▶ **Aim**
In the John Frow biography, who co-wrote "Accounting for Tastes: Australian Everyday Cultures" with him?

John Frow (born 13 November 1948 in Coonabarabran, Australia) is an Australian academic who works in the areas of literary theory, narrative theory, intellectual property law, and cultural studies. He is currently a professor of English at the University of Sydney.

Career 
Frow’s area of research is humanities and social sciences. It ranges from technical work in literary theory and discourse analysis through to empirical and statistically-based sociology.

His doctoral work and first book, "Marxism and Literary History" (1986), reworks Marxist theory for a non-determinist account of literary systems. His work draws on Althusser and Foucault, as well as on Russian Formalist theory, German reception aesthetics, a critical engagement with post-structuralist theory, and on a broad range of literary texts. It theorized the relation between discourse and power, the relational structure of literary texts and systems, and the dynamics of literary change.

Frow’s later work draws on the framework elaborated in this book, although he has subsequently moved away from a commitment to Marxism towards a more Foucauldian understanding of social and discursive power. "Cultural Studies and Cultural Value" (1995) undertook a critique of the hierarchy of value that sorts ‘high’ and ‘low’ culture into distinct domains, arguing that the field of culture now has multiple centres and multiple domains of value which are irreducible to a single scale.

The book formulated an account of the ‘knowledge class’ of information workers and argued that it has specific interests in the field of culture. The central essay of "Time and Commodity Culture" (1997) theorized the distinction and the inter-dependence of gift and commodity economies as a way of analyzing the encroachment of the commodity form on the commons in information; other essays in the book explored the temporality of capital as the basis for historical understanding and the technologies of memory.

"Accounting for Tastes: Australian Everyday Cultures" (1999), written with Tony Bennett and Michael Emmison, is a study, based on a broad survey and the resulting quantitative analysis, of the cultural practices and preferences of Australians across a range of cultural areas. It sought to develop an account of social class in which cultural capital plays a central and formative role, and developed the concept of the regime of value to theorize the structural regularities it found.

Books 
Frow’s most recent books have focused on questions of literary theory and its relation to cultural studies. "Genre" (2006; second revised edition 2015) explores the work of generic classification across a range of literary and cultural texts, understanding genres not as fixed frameworks but as dynamic processes of organization of social knowledge.

"The Practice of Value" (2013) is a collection of essays on the relationship between literary and cultural studies. And "Character and Person" (2014) explores the nature of human personhood by setting models of the person in relation to models of fictional character in a number of distinct literary and cinematic systems. The book argues both for the specificity of the person and fictional character, and for the ways in which each of them depends upon and informs our understanding of the other. Its concepts are "formal enough to bring us back to history," and develop "an unprecedentedly systematic model for understanding both literary character and social person, which are always defined in relation to one another."

▶ **Entries shown**
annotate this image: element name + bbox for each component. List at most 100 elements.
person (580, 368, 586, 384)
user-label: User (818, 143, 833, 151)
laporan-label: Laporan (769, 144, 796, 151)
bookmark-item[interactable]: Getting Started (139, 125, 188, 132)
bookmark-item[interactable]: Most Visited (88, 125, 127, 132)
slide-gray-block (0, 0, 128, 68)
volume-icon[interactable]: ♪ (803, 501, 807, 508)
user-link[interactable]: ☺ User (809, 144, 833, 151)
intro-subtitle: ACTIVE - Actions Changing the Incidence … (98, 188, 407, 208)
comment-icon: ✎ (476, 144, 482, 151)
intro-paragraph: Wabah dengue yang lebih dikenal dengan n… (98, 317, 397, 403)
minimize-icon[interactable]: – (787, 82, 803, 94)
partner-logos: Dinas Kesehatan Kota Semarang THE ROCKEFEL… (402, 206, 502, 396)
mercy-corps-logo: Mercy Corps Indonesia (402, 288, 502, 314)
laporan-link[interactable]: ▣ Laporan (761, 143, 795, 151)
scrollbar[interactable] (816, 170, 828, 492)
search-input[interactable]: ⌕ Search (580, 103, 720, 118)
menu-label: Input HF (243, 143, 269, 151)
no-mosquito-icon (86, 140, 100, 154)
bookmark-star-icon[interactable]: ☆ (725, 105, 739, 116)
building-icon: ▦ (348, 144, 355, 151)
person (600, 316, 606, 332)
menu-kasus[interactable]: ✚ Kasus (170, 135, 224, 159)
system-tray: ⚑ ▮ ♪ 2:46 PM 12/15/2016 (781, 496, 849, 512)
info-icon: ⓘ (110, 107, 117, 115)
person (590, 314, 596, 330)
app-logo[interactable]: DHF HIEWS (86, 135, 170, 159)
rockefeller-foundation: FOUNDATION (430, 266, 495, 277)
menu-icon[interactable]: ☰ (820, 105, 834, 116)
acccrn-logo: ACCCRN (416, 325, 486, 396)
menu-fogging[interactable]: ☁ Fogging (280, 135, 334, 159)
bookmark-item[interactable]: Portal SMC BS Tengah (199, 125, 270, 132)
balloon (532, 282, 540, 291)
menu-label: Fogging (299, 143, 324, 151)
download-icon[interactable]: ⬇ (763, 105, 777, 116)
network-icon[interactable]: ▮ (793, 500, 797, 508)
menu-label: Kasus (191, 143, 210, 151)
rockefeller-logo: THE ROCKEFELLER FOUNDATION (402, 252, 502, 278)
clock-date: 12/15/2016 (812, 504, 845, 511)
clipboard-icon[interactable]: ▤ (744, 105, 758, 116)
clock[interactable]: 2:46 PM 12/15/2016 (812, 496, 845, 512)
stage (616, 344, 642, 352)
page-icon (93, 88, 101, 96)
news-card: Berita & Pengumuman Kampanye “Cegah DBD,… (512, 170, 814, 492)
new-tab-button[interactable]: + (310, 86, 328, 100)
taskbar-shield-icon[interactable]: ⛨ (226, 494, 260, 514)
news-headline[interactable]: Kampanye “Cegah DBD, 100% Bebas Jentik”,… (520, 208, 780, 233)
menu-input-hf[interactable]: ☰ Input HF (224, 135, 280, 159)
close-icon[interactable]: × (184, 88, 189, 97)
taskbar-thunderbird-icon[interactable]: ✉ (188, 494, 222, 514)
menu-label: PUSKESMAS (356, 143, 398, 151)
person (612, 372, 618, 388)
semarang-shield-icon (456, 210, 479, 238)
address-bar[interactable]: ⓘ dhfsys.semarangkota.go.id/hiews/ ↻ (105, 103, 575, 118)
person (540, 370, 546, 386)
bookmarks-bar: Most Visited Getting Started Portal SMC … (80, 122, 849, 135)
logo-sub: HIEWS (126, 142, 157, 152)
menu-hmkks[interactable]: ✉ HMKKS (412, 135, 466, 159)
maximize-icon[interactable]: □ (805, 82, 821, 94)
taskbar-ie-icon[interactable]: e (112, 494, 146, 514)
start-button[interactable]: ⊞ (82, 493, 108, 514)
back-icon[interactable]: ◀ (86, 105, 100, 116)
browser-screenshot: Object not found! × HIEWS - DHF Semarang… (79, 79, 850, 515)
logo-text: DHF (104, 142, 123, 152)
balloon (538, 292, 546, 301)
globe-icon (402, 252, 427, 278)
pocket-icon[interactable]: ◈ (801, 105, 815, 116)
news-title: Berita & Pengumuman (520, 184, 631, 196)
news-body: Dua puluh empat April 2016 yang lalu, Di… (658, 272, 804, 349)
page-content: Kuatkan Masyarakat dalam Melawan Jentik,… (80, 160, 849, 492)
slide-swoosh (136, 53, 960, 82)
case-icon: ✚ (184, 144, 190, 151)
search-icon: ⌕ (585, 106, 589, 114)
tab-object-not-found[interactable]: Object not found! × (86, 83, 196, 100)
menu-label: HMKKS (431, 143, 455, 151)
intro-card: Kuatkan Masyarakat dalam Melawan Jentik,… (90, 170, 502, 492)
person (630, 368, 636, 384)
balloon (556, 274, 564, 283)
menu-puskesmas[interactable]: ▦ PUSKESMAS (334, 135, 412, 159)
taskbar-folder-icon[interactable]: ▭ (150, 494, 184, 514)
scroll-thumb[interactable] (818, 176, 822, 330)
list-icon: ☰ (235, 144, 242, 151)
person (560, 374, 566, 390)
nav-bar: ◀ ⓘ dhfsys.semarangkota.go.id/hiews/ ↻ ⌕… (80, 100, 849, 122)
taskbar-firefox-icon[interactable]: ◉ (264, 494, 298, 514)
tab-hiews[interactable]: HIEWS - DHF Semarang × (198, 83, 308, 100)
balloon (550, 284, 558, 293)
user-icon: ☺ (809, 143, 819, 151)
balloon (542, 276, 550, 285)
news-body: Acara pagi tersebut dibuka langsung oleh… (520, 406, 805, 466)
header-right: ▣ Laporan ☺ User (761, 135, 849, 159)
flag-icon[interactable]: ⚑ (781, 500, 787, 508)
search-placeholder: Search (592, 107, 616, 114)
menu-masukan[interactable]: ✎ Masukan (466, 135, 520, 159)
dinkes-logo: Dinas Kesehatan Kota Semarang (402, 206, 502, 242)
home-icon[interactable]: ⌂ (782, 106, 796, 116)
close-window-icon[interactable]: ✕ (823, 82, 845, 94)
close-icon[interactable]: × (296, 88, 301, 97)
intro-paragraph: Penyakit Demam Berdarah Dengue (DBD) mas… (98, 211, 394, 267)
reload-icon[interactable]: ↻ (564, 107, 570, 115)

▶ **Answer in full**
Tony Bennett and Michael Emmison